◆ **Short task**
Copy every line of the records below word for word.

[Records shown start]

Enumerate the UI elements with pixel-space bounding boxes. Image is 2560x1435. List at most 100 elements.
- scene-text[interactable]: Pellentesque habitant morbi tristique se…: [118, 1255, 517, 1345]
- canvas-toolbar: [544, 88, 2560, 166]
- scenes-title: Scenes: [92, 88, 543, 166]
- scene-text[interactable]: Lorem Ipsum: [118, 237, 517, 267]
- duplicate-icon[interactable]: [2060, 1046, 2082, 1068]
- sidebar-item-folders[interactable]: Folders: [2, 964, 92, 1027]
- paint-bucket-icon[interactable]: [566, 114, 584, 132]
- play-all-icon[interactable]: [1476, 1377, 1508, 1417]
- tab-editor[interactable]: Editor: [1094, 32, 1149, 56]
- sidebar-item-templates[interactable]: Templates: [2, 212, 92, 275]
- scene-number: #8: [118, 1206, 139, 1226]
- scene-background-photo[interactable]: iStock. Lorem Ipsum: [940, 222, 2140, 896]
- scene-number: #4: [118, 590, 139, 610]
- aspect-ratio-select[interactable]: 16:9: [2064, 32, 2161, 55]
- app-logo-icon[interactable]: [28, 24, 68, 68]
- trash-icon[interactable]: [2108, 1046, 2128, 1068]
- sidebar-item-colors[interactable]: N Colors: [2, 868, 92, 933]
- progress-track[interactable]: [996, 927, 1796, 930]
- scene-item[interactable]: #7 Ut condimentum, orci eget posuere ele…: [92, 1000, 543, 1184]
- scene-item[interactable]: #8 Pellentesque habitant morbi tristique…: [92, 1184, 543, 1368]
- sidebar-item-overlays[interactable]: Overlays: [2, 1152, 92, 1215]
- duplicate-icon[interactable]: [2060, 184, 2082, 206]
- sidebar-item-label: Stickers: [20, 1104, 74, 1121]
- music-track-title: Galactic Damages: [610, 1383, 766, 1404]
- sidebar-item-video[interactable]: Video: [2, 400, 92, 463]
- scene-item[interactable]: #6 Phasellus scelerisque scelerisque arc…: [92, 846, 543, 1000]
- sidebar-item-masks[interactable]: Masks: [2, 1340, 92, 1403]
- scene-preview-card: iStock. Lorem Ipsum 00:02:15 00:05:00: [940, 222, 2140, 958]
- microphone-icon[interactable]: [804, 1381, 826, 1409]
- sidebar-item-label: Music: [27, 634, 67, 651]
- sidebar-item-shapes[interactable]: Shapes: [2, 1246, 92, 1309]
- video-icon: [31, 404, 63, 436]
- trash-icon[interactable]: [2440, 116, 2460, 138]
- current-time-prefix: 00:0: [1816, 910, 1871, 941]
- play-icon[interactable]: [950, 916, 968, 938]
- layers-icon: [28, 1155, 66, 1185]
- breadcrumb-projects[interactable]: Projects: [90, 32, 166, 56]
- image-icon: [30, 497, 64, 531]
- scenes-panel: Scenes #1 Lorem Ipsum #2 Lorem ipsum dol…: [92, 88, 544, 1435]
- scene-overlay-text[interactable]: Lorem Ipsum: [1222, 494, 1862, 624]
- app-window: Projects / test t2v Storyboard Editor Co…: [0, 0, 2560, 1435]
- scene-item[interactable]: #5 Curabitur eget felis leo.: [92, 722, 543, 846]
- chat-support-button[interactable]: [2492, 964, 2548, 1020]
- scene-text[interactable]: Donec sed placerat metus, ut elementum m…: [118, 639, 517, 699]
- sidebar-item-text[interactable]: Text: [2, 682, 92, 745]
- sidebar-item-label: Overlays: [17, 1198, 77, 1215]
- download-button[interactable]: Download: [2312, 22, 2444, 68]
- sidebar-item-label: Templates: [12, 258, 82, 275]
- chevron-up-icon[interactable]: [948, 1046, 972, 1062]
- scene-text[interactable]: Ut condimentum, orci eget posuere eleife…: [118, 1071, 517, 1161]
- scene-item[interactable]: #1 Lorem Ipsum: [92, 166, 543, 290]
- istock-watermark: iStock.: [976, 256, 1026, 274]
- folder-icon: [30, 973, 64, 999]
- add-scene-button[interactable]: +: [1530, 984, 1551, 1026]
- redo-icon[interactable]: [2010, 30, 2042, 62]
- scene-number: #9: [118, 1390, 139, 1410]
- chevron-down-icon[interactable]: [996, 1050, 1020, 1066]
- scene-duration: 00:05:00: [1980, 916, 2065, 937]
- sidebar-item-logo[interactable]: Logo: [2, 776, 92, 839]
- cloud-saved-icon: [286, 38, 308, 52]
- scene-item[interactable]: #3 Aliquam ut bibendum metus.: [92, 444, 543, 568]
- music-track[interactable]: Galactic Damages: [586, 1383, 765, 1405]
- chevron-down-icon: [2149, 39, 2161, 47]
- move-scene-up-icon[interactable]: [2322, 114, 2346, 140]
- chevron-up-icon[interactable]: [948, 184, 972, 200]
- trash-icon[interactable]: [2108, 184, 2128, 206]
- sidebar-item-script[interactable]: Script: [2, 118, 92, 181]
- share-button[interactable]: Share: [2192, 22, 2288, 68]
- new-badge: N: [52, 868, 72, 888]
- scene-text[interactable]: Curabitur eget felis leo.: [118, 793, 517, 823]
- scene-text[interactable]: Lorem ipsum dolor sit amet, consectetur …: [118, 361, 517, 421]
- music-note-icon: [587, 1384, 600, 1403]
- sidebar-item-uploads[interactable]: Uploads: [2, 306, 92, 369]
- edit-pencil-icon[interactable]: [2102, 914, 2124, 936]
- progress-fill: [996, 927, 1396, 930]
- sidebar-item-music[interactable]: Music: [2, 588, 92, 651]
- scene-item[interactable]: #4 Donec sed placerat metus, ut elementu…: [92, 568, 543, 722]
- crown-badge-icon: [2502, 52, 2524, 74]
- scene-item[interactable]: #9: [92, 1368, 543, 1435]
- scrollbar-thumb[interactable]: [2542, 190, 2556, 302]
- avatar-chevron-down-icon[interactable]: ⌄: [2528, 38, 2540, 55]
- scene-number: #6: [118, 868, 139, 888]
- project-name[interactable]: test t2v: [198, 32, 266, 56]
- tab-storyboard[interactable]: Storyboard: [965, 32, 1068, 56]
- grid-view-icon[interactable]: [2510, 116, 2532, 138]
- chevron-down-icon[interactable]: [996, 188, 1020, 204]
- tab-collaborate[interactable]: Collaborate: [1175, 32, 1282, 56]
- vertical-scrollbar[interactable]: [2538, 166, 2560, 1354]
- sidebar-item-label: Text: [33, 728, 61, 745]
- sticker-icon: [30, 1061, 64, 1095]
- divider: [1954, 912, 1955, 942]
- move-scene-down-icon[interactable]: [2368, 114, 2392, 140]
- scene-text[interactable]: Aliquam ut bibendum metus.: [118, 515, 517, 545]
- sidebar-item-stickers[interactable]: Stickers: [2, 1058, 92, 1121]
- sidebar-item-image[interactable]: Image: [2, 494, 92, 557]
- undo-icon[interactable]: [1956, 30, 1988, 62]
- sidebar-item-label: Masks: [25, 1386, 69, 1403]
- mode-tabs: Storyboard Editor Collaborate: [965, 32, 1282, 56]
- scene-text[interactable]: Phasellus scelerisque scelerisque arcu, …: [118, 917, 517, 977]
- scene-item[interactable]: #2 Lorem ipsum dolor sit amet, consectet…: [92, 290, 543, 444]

[Records shown end]

◆ **Solution to this task**
Enumerate the UI elements with pixel-space bounding boxes. Image is 2560x1435. List at most 100 elements.
- scene-text[interactable]: Pellentesque habitant morbi tristique se…: [118, 1255, 517, 1345]
- canvas-toolbar: [544, 88, 2560, 166]
- scenes-title: Scenes: [92, 88, 543, 166]
- scene-text[interactable]: Lorem Ipsum: [118, 237, 517, 267]
- duplicate-icon[interactable]: [2060, 1046, 2082, 1068]
- sidebar-item-folders[interactable]: Folders: [2, 964, 92, 1027]
- paint-bucket-icon[interactable]: [566, 114, 584, 132]
- play-all-icon[interactable]: [1476, 1377, 1508, 1417]
- tab-editor[interactable]: Editor: [1094, 32, 1149, 56]
- sidebar-item-templates[interactable]: Templates: [2, 212, 92, 275]
- scene-number: #8: [118, 1206, 139, 1226]
- scene-background-photo[interactable]: iStock. Lorem Ipsum: [940, 222, 2140, 896]
- scene-number: #4: [118, 590, 139, 610]
- aspect-ratio-select[interactable]: 16:9: [2064, 32, 2161, 55]
- app-logo-icon[interactable]: [28, 24, 68, 68]
- trash-icon[interactable]: [2108, 1046, 2128, 1068]
- sidebar-item-colors[interactable]: N Colors: [2, 868, 92, 933]
- progress-track[interactable]: [996, 927, 1796, 930]
- scene-item[interactable]: #7 Ut condimentum, orci eget posuere ele…: [92, 1000, 543, 1184]
- scene-item[interactable]: #8 Pellentesque habitant morbi tristique…: [92, 1184, 543, 1368]
- sidebar-item-overlays[interactable]: Overlays: [2, 1152, 92, 1215]
- duplicate-icon[interactable]: [2060, 184, 2082, 206]
- sidebar-item-label: Stickers: [20, 1104, 74, 1121]
- music-track-title: Galactic Damages: [610, 1383, 766, 1404]
- sidebar-item-video[interactable]: Video: [2, 400, 92, 463]
- scene-item[interactable]: #6 Phasellus scelerisque scelerisque arc…: [92, 846, 543, 1000]
- sidebar-item-masks[interactable]: Masks: [2, 1340, 92, 1403]
- scene-preview-card: iStock. Lorem Ipsum 00:02:15 00:05:00: [940, 222, 2140, 958]
- microphone-icon[interactable]: [804, 1381, 826, 1409]
- sidebar-item-label: Music: [27, 634, 67, 651]
- sidebar-item-shapes[interactable]: Shapes: [2, 1246, 92, 1309]
- video-icon: [31, 404, 63, 436]
- trash-icon[interactable]: [2440, 116, 2460, 138]
- current-time-prefix: 00:0: [1816, 910, 1871, 941]
- play-icon[interactable]: [950, 916, 968, 938]
- layers-icon: [28, 1155, 66, 1185]
- breadcrumb-projects[interactable]: Projects: [90, 32, 166, 56]
- image-icon: [30, 497, 64, 531]
- scenes-panel: Scenes #1 Lorem Ipsum #2 Lorem ipsum dol…: [92, 88, 544, 1435]
- scene-overlay-text[interactable]: Lorem Ipsum: [1222, 494, 1862, 624]
- app-window: Projects / test t2v Storyboard Editor Co…: [0, 0, 2560, 1435]
- scene-item[interactable]: #5 Curabitur eget felis leo.: [92, 722, 543, 846]
- chat-support-button[interactable]: [2492, 964, 2548, 1020]
- scene-text[interactable]: Donec sed placerat metus, ut elementum m…: [118, 639, 517, 699]
- sidebar-item-text[interactable]: Text: [2, 682, 92, 745]
- sidebar-item-label: Overlays: [17, 1198, 77, 1215]
- download-button[interactable]: Download: [2312, 22, 2444, 68]
- sidebar-item-label: Templates: [12, 258, 82, 275]
- chevron-up-icon[interactable]: [948, 1046, 972, 1062]
- scene-text[interactable]: Ut condimentum, orci eget posuere eleife…: [118, 1071, 517, 1161]
- scene-item[interactable]: #1 Lorem Ipsum: [92, 166, 543, 290]
- istock-watermark: iStock.: [976, 256, 1026, 274]
- folder-icon: [30, 973, 64, 999]
- add-scene-button[interactable]: +: [1530, 984, 1551, 1026]
- redo-icon[interactable]: [2010, 30, 2042, 62]
- scene-number: #9: [118, 1390, 139, 1410]
- chevron-down-icon[interactable]: [996, 1050, 1020, 1066]
- scene-duration: 00:05:00: [1980, 916, 2065, 937]
- sidebar-item-logo[interactable]: Logo: [2, 776, 92, 839]
- cloud-saved-icon: [286, 38, 308, 52]
- scene-item[interactable]: #3 Aliquam ut bibendum metus.: [92, 444, 543, 568]
- music-track[interactable]: Galactic Damages: [586, 1383, 765, 1405]
- chevron-down-icon: [2149, 39, 2161, 47]
- move-scene-up-icon[interactable]: [2322, 114, 2346, 140]
- chevron-up-icon[interactable]: [948, 184, 972, 200]
- trash-icon[interactable]: [2108, 184, 2128, 206]
- sidebar-item-script[interactable]: Script: [2, 118, 92, 181]
- share-button[interactable]: Share: [2192, 22, 2288, 68]
- new-badge: N: [52, 868, 72, 888]
- scene-text[interactable]: Curabitur eget felis leo.: [118, 793, 517, 823]
- scene-text[interactable]: Lorem ipsum dolor sit amet, consectetur …: [118, 361, 517, 421]
- music-note-icon: [587, 1384, 600, 1403]
- sidebar-item-uploads[interactable]: Uploads: [2, 306, 92, 369]
- edit-pencil-icon[interactable]: [2102, 914, 2124, 936]
- progress-fill: [996, 927, 1396, 930]
- sidebar-item-music[interactable]: Music: [2, 588, 92, 651]
- scene-item[interactable]: #4 Donec sed placerat metus, ut elementu…: [92, 568, 543, 722]
- crown-badge-icon: [2502, 52, 2524, 74]
- scene-item[interactable]: #9: [92, 1368, 543, 1435]
- scrollbar-thumb[interactable]: [2542, 190, 2556, 302]
- avatar-chevron-down-icon[interactable]: ⌄: [2528, 38, 2540, 55]
- scene-number: #6: [118, 868, 139, 888]
- project-name[interactable]: test t2v: [198, 32, 266, 56]
- tab-storyboard[interactable]: Storyboard: [965, 32, 1068, 56]
- grid-view-icon[interactable]: [2510, 116, 2532, 138]
- chevron-down-icon[interactable]: [996, 188, 1020, 204]
- tab-collaborate[interactable]: Collaborate: [1175, 32, 1282, 56]
- vertical-scrollbar[interactable]: [2538, 166, 2560, 1354]
- sidebar-item-label: Text: [33, 728, 61, 745]
- sticker-icon: [30, 1061, 64, 1095]
- divider: [1954, 912, 1955, 942]
- move-scene-down-icon[interactable]: [2368, 114, 2392, 140]
- scene-text[interactable]: Aliquam ut bibendum metus.: [118, 515, 517, 545]
- sidebar-item-stickers[interactable]: Stickers: [2, 1058, 92, 1121]
- sidebar-item-image[interactable]: Image: [2, 494, 92, 557]
- undo-icon[interactable]: [1956, 30, 1988, 62]
- sidebar-item-label: Masks: [25, 1386, 69, 1403]
- mode-tabs: Storyboard Editor Collaborate: [965, 32, 1282, 56]
- scene-text[interactable]: Phasellus scelerisque scelerisque arcu, …: [118, 917, 517, 977]
- scene-item[interactable]: #2 Lorem ipsum dolor sit amet, consectet…: [92, 290, 543, 444]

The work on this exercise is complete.